▸ ITEMS
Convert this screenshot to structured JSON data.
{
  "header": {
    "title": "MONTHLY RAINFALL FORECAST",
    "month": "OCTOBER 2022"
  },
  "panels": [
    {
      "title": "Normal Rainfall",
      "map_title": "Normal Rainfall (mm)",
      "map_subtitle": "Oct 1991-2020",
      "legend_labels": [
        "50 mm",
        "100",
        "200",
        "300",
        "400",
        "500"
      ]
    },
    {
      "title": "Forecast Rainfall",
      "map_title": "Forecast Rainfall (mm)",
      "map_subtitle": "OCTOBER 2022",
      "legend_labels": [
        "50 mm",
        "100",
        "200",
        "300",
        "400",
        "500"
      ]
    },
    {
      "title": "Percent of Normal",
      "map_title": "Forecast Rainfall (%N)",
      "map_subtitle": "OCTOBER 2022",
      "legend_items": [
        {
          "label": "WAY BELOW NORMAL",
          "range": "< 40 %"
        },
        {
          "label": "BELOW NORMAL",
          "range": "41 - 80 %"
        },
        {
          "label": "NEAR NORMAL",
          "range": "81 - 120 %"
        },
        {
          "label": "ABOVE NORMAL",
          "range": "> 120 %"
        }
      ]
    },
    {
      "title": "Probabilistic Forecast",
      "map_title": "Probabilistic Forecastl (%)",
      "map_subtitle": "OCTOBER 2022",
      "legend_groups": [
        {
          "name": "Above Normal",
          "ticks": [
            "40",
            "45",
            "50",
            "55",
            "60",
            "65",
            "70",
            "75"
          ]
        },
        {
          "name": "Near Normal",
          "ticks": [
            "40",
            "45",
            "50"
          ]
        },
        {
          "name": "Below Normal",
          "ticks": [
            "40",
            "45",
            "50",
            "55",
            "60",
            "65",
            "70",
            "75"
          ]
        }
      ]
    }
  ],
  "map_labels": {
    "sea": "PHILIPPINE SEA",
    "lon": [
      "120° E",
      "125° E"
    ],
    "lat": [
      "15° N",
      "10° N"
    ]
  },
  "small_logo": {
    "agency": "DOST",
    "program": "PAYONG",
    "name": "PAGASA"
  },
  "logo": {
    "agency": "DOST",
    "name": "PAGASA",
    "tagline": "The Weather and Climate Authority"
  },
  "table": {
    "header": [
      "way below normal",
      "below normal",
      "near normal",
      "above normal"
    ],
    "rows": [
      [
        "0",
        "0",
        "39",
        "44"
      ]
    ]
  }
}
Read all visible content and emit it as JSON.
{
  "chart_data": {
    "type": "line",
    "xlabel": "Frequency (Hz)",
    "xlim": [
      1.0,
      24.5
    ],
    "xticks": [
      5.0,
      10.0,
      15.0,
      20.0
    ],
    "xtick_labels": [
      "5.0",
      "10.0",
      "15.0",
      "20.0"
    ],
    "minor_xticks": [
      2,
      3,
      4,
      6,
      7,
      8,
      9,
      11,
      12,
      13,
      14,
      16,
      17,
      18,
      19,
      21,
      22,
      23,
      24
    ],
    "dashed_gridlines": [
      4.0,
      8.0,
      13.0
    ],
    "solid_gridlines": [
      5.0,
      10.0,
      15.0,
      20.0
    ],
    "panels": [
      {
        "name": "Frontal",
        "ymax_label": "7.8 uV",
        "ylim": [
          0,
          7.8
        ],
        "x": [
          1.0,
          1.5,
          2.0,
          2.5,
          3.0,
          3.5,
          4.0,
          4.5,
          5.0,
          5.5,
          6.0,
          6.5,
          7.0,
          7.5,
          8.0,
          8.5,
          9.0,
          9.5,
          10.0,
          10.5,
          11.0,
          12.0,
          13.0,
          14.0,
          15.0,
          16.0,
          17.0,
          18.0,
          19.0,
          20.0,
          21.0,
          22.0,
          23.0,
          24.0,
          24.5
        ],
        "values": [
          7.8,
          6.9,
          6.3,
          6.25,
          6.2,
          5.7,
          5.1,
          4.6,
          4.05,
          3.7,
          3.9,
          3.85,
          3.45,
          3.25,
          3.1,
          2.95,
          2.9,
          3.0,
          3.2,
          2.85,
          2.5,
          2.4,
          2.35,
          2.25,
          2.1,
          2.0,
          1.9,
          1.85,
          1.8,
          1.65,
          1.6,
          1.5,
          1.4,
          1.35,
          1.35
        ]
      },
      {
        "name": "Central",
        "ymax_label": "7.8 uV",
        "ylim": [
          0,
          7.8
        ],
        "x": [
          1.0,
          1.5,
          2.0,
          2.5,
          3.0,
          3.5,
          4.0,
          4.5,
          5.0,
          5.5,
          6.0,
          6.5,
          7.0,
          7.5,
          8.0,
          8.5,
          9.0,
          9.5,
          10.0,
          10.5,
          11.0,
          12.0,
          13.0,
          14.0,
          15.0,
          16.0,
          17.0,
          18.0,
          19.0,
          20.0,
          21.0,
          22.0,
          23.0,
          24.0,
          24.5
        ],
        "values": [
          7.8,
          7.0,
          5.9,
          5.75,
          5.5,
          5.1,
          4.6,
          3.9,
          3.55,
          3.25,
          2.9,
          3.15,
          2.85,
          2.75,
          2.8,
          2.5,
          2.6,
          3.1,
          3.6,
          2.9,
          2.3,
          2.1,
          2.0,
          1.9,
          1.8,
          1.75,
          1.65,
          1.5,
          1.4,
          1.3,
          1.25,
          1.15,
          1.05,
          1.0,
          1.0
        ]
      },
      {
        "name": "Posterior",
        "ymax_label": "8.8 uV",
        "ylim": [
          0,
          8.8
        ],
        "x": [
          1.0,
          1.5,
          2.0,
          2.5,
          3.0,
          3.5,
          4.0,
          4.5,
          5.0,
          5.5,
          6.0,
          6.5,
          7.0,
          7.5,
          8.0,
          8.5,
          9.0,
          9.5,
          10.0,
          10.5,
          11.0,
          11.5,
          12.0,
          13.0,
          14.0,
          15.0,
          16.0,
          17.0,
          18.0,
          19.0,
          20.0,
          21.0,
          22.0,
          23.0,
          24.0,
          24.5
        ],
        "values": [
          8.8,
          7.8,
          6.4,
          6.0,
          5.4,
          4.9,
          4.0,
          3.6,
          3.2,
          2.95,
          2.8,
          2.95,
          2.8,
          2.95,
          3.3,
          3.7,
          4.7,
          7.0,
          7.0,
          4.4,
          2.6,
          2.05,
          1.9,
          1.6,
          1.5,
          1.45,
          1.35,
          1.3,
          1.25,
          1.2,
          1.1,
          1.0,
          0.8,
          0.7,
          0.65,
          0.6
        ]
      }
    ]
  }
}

▸ TASK REQUIREMENTS
All of the entries must be quoted exactly; please include each one.

▸ FINAL ANSWER
Convert this screenshot to structured JSON data.
{
  "header": {
    "title": "MONTHLY RAINFALL FORECAST",
    "month": "OCTOBER 2022"
  },
  "panels": [
    {
      "title": "Normal Rainfall",
      "map_title": "Normal Rainfall (mm)",
      "map_subtitle": "Oct 1991-2020",
      "legend_labels": [
        "50 mm",
        "100",
        "200",
        "300",
        "400",
        "500"
      ]
    },
    {
      "title": "Forecast Rainfall",
      "map_title": "Forecast Rainfall (mm)",
      "map_subtitle": "OCTOBER 2022",
      "legend_labels": [
        "50 mm",
        "100",
        "200",
        "300",
        "400",
        "500"
      ]
    },
    {
      "title": "Percent of Normal",
      "map_title": "Forecast Rainfall (%N)",
      "map_subtitle": "OCTOBER 2022",
      "legend_items": [
        {
          "label": "WAY BELOW NORMAL",
          "range": "< 40 %"
        },
        {
          "label": "BELOW NORMAL",
          "range": "41 - 80 %"
        },
        {
          "label": "NEAR NORMAL",
          "range": "81 - 120 %"
        },
        {
          "label": "ABOVE NORMAL",
          "range": "> 120 %"
        }
      ]
    },
    {
      "title": "Probabilistic Forecast",
      "map_title": "Probabilistic Forecastl (%)",
      "map_subtitle": "OCTOBER 2022",
      "legend_groups": [
        {
          "name": "Above Normal",
          "ticks": [
            "40",
            "45",
            "50",
            "55",
            "60",
            "65",
            "70",
            "75"
          ]
        },
        {
          "name": "Near Normal",
          "ticks": [
            "40",
            "45",
            "50"
          ]
        },
        {
          "name": "Below Normal",
          "ticks": [
            "40",
            "45",
            "50",
            "55",
            "60",
            "65",
            "70",
            "75"
          ]
        }
      ]
    }
  ],
  "map_labels": {
    "sea": "PHILIPPINE SEA",
    "lon": [
      "120° E",
      "125° E"
    ],
    "lat": [
      "15° N",
      "10° N"
    ]
  },
  "small_logo": {
    "agency": "DOST",
    "program": "PAYONG",
    "name": "PAGASA"
  },
  "logo": {
    "agency": "DOST",
    "name": "PAGASA",
    "tagline": "The Weather and Climate Authority"
  },
  "table": {
    "header": [
      "way below normal",
      "below normal",
      "near normal",
      "above normal"
    ],
    "rows": [
      [
        "0",
        "0",
        "39",
        "44"
      ]
    ]
  }
}
Read all visible content and emit it as JSON.
{
  "chart_data": {
    "type": "line",
    "xlabel": "Frequency (Hz)",
    "xlim": [
      1.0,
      24.5
    ],
    "xticks": [
      5.0,
      10.0,
      15.0,
      20.0
    ],
    "xtick_labels": [
      "5.0",
      "10.0",
      "15.0",
      "20.0"
    ],
    "minor_xticks": [
      2,
      3,
      4,
      6,
      7,
      8,
      9,
      11,
      12,
      13,
      14,
      16,
      17,
      18,
      19,
      21,
      22,
      23,
      24
    ],
    "dashed_gridlines": [
      4.0,
      8.0,
      13.0
    ],
    "solid_gridlines": [
      5.0,
      10.0,
      15.0,
      20.0
    ],
    "panels": [
      {
        "name": "Frontal",
        "ymax_label": "7.8 uV",
        "ylim": [
          0,
          7.8
        ],
        "x": [
          1.0,
          1.5,
          2.0,
          2.5,
          3.0,
          3.5,
          4.0,
          4.5,
          5.0,
          5.5,
          6.0,
          6.5,
          7.0,
          7.5,
          8.0,
          8.5,
          9.0,
          9.5,
          10.0,
          10.5,
          11.0,
          12.0,
          13.0,
          14.0,
          15.0,
          16.0,
          17.0,
          18.0,
          19.0,
          20.0,
          21.0,
          22.0,
          23.0,
          24.0,
          24.5
        ],
        "values": [
          7.8,
          6.9,
          6.3,
          6.25,
          6.2,
          5.7,
          5.1,
          4.6,
          4.05,
          3.7,
          3.9,
          3.85,
          3.45,
          3.25,
          3.1,
          2.95,
          2.9,
          3.0,
          3.2,
          2.85,
          2.5,
          2.4,
          2.35,
          2.25,
          2.1,
          2.0,
          1.9,
          1.85,
          1.8,
          1.65,
          1.6,
          1.5,
          1.4,
          1.35,
          1.35
        ]
      },
      {
        "name": "Central",
        "ymax_label": "7.8 uV",
        "ylim": [
          0,
          7.8
        ],
        "x": [
          1.0,
          1.5,
          2.0,
          2.5,
          3.0,
          3.5,
          4.0,
          4.5,
          5.0,
          5.5,
          6.0,
          6.5,
          7.0,
          7.5,
          8.0,
          8.5,
          9.0,
          9.5,
          10.0,
          10.5,
          11.0,
          12.0,
          13.0,
          14.0,
          15.0,
          16.0,
          17.0,
          18.0,
          19.0,
          20.0,
          21.0,
          22.0,
          23.0,
          24.0,
          24.5
        ],
        "values": [
          7.8,
          7.0,
          5.9,
          5.75,
          5.5,
          5.1,
          4.6,
          3.9,
          3.55,
          3.25,
          2.9,
          3.15,
          2.85,
          2.75,
          2.8,
          2.5,
          2.6,
          3.1,
          3.6,
          2.9,
          2.3,
          2.1,
          2.0,
          1.9,
          1.8,
          1.75,
          1.65,
          1.5,
          1.4,
          1.3,
          1.25,
          1.15,
          1.05,
          1.0,
          1.0
        ]
      },
      {
        "name": "Posterior",
        "ymax_label": "8.8 uV",
        "ylim": [
          0,
          8.8
        ],
        "x": [
          1.0,
          1.5,
          2.0,
          2.5,
          3.0,
          3.5,
          4.0,
          4.5,
          5.0,
          5.5,
          6.0,
          6.5,
          7.0,
          7.5,
          8.0,
          8.5,
          9.0,
          9.5,
          10.0,
          10.5,
          11.0,
          11.5,
          12.0,
          13.0,
          14.0,
          15.0,
          16.0,
          17.0,
          18.0,
          19.0,
          20.0,
          21.0,
          22.0,
          23.0,
          24.0,
          24.5
        ],
        "values": [
          8.8,
          7.8,
          6.4,
          6.0,
          5.4,
          4.9,
          4.0,
          3.6,
          3.2,
          2.95,
          2.8,
          2.95,
          2.8,
          2.95,
          3.3,
          3.7,
          4.7,
          7.0,
          7.0,
          4.4,
          2.6,
          2.05,
          1.9,
          1.6,
          1.5,
          1.45,
          1.35,
          1.3,
          1.25,
          1.2,
          1.1,
          1.0,
          0.8,
          0.7,
          0.65,
          0.6
        ]
      }
    ]
  }
}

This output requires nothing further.